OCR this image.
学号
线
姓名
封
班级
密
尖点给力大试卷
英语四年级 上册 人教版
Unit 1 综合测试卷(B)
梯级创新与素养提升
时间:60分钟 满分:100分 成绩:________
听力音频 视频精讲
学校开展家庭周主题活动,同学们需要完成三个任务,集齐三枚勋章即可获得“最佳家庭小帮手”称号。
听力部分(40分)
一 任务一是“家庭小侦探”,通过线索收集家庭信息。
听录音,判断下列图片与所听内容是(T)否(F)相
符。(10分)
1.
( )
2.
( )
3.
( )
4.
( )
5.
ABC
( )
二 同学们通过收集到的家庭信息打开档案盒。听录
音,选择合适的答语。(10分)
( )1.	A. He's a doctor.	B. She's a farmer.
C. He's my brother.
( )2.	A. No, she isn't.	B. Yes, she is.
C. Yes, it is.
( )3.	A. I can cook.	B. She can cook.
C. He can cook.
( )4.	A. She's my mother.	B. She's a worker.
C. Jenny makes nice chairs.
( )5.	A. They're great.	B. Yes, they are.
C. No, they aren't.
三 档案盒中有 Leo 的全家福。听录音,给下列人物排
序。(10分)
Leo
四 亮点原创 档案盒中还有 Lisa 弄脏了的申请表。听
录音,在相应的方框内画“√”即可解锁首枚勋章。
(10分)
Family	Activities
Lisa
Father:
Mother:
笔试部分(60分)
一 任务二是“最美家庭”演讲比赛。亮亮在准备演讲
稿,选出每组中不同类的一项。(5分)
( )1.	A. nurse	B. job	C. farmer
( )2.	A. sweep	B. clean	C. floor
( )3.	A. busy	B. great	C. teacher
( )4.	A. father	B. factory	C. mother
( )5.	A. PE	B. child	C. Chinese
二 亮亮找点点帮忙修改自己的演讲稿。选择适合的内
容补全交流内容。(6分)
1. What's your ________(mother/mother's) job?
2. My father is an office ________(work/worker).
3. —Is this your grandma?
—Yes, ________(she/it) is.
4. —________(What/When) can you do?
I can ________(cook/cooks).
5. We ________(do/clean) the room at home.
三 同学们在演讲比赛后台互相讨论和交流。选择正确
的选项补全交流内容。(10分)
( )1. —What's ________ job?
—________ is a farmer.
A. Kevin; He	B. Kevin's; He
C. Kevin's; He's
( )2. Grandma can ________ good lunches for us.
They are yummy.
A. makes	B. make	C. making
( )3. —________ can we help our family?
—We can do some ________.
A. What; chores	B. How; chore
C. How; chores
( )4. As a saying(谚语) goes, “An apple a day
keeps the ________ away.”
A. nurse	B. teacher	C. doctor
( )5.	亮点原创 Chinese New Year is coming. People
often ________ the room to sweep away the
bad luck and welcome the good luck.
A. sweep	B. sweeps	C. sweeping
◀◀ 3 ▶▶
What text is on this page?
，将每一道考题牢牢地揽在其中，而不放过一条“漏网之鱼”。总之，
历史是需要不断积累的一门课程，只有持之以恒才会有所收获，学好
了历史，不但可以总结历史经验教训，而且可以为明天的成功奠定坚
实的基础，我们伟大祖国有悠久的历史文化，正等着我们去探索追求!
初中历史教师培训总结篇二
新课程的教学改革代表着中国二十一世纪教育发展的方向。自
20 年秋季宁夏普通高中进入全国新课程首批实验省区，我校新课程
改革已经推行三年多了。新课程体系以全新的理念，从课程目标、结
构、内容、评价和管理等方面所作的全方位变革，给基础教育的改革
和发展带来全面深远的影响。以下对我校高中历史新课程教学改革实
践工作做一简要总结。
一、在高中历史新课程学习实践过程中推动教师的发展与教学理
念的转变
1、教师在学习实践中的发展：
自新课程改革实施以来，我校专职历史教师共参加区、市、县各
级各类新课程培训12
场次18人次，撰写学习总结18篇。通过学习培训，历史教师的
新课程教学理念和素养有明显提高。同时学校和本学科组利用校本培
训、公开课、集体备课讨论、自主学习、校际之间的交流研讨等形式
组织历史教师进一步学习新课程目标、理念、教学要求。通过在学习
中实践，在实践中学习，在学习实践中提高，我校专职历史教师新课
——
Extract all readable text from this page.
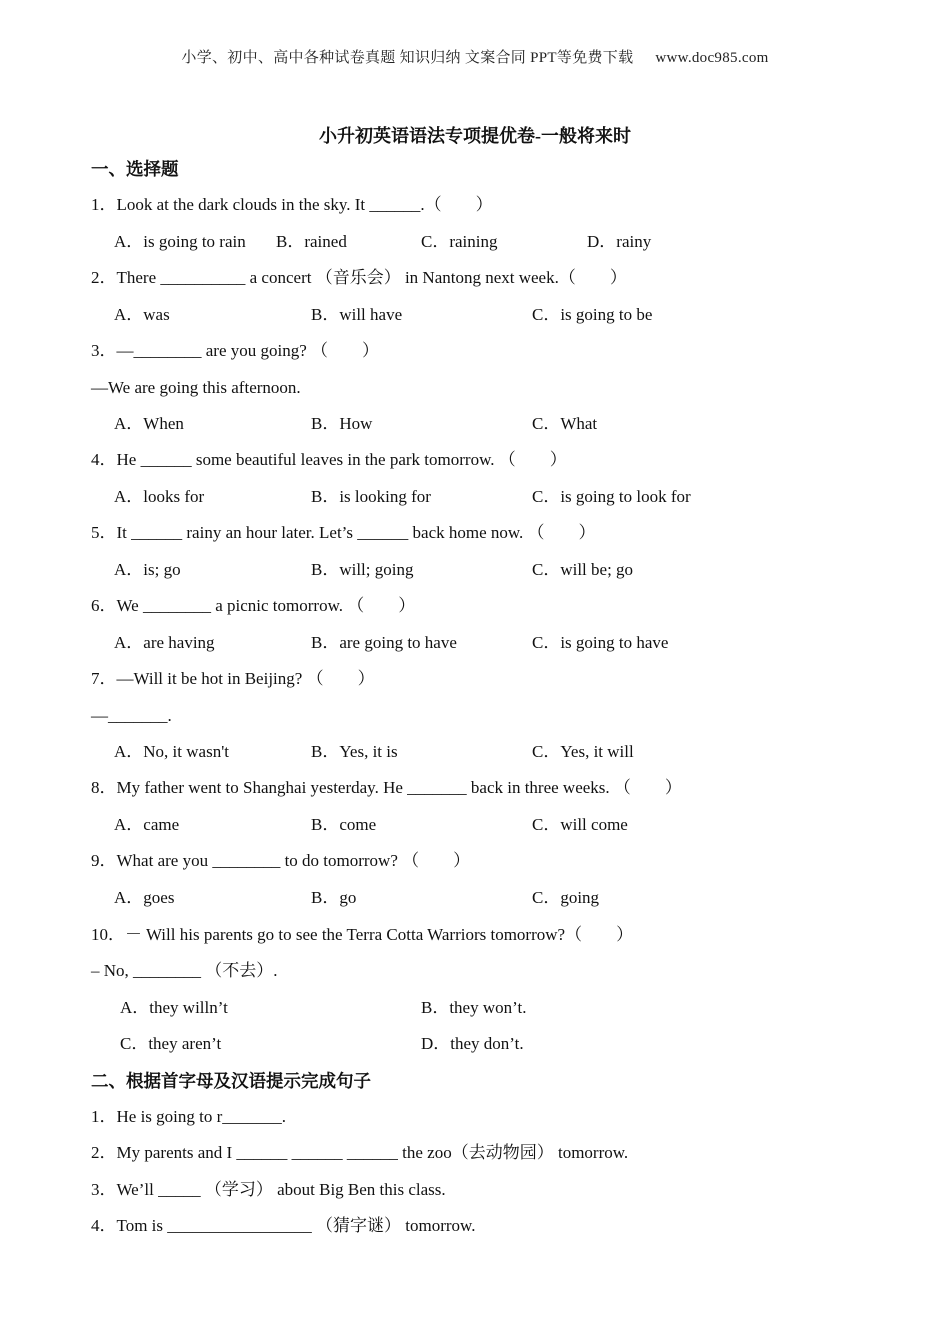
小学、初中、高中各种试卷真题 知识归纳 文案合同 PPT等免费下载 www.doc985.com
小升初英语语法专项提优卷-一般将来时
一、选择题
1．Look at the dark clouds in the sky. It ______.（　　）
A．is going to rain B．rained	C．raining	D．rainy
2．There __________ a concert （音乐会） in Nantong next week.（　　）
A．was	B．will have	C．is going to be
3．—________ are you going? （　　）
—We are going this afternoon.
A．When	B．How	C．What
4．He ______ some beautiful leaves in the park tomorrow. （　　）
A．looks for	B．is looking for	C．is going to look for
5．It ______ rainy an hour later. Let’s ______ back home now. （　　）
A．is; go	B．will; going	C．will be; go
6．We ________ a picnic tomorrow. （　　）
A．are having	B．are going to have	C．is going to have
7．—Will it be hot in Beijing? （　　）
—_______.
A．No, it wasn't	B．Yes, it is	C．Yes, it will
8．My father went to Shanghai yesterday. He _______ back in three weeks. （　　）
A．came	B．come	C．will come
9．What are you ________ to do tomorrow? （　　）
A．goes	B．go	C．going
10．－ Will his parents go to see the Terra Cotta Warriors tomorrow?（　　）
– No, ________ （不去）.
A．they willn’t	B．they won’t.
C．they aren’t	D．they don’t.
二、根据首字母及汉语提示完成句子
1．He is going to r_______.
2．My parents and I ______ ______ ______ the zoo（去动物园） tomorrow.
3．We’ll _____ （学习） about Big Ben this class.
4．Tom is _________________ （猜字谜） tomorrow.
——
Problem to solve – Extract all lines from the material above that include the word "farmer".

Written answer –
( )1.	A. He's a doctor.	B. She's a farmer.
( )1.	A. nurse	B. job	C. farmer
—________ is a farmer.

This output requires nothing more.